## Selected passage
►
Detecting d-Amino Acid-Containing Neuropeptides Using Selective Enzymatic Digestion

Michael A. Ewing, Jane Wang, Sarah A. Sheeley, and Jonathan V. Sweedler*
Department of Chemistry and the Beckman Institute, University of Illinois, Urbana, Illinois 61801
Anal. Chem., 2008, 80 (8), pp 2874–2880
DOI: 10.1021/ac7025173
Publication Date (Web): March 15, 2008
Copyright © 2008 American Chemical Society
*

 To whom correspondence should be addressed. Voice:  217-244-7359. Fax:  217-244-8068. E-mail:  sweedler@scs.uiuc.edu.
◄
## Questions on the material
1. According to the article header, what is the paper's web publication date?
2. Translate this sentence from the article header into Spanish: "To whom correspondence should be addressed."
Use only the article header to answer.

## Source information
►
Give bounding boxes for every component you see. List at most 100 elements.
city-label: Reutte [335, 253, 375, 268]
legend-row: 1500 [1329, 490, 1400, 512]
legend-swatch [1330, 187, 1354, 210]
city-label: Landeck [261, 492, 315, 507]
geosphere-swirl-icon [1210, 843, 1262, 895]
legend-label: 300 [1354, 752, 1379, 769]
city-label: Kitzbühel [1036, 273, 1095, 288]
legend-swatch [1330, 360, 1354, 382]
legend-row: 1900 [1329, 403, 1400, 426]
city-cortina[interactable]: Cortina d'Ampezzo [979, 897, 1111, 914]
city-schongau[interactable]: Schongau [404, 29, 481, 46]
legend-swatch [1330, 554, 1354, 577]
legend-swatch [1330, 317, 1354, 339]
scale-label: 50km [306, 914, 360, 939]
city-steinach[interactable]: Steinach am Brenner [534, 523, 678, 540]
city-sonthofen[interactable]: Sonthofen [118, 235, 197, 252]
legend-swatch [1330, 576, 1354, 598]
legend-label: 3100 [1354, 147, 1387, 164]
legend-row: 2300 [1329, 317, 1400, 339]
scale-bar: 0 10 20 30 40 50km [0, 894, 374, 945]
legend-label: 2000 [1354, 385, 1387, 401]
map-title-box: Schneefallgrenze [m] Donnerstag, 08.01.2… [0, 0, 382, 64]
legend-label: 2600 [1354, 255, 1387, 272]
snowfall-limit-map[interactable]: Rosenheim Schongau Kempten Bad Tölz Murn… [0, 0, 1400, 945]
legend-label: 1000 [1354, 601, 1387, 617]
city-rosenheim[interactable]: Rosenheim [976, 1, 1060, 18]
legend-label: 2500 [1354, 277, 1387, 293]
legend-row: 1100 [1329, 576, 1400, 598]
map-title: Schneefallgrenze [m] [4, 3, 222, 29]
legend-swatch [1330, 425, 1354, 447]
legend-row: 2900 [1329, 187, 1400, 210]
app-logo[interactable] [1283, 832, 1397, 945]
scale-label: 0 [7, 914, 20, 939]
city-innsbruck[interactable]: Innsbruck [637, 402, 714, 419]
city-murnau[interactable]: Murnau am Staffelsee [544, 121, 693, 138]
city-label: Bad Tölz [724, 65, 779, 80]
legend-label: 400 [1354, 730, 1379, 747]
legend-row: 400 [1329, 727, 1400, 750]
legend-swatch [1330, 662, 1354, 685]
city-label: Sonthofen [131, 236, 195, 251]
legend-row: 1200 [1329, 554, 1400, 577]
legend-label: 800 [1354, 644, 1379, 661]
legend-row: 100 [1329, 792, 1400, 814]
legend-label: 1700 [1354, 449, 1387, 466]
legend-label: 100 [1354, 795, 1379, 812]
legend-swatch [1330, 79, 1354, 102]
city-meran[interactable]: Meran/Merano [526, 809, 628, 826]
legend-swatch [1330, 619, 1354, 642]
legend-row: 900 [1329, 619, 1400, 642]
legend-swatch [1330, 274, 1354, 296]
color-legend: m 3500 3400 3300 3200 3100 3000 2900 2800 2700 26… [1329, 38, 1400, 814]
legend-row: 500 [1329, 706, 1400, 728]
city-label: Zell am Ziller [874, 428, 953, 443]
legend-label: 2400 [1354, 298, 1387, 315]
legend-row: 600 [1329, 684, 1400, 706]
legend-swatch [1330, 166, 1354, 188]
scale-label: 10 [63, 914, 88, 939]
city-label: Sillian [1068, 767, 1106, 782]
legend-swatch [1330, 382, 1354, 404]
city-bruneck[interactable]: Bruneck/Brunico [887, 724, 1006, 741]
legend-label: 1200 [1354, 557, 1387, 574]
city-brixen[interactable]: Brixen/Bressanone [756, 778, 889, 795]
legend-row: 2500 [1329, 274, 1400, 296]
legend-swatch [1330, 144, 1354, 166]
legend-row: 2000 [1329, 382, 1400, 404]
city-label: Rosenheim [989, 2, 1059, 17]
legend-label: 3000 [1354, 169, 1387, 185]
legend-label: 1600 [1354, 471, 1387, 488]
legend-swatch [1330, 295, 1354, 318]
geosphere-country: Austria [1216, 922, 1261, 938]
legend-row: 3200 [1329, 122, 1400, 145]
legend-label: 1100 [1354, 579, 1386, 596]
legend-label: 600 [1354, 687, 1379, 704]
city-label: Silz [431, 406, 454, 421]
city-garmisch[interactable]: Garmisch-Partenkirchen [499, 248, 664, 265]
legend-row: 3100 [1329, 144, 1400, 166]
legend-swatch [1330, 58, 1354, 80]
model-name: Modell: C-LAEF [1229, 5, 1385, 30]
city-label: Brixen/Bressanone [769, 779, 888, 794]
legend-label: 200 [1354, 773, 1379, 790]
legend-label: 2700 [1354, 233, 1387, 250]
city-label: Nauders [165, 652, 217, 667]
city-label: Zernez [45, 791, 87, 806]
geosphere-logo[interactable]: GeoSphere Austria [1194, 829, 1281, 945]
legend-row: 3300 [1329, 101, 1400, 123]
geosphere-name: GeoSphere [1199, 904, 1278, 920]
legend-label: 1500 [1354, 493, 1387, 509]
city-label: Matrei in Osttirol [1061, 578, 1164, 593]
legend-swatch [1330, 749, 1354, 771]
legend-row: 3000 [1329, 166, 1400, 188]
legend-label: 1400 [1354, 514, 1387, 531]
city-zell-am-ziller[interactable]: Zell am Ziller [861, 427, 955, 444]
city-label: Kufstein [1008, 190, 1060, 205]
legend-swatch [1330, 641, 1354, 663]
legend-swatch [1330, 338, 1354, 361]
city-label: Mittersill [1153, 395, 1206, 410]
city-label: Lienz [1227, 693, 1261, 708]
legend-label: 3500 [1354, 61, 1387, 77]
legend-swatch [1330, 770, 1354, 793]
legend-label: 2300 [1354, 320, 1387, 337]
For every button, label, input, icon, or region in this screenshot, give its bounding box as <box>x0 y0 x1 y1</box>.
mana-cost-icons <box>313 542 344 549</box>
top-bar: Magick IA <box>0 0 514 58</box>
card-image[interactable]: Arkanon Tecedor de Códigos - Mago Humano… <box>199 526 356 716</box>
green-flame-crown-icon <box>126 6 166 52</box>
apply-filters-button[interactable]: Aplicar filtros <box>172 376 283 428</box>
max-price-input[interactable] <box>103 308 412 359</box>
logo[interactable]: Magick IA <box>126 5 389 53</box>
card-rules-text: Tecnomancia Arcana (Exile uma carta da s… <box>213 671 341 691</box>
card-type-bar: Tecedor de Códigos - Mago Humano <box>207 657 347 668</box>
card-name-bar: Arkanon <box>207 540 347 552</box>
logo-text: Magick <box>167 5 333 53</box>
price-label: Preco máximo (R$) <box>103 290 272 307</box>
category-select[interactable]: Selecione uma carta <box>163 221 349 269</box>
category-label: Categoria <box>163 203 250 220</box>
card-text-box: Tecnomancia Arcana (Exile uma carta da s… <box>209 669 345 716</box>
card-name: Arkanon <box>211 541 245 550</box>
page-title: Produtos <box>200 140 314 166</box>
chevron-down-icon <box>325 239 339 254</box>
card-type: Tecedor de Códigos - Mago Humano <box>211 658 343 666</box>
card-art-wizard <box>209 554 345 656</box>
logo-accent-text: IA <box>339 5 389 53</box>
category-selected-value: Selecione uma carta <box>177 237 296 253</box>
◄
## Expected outputs
1. March 15, 2008

2. A quien debe dirigirse la correspondencia.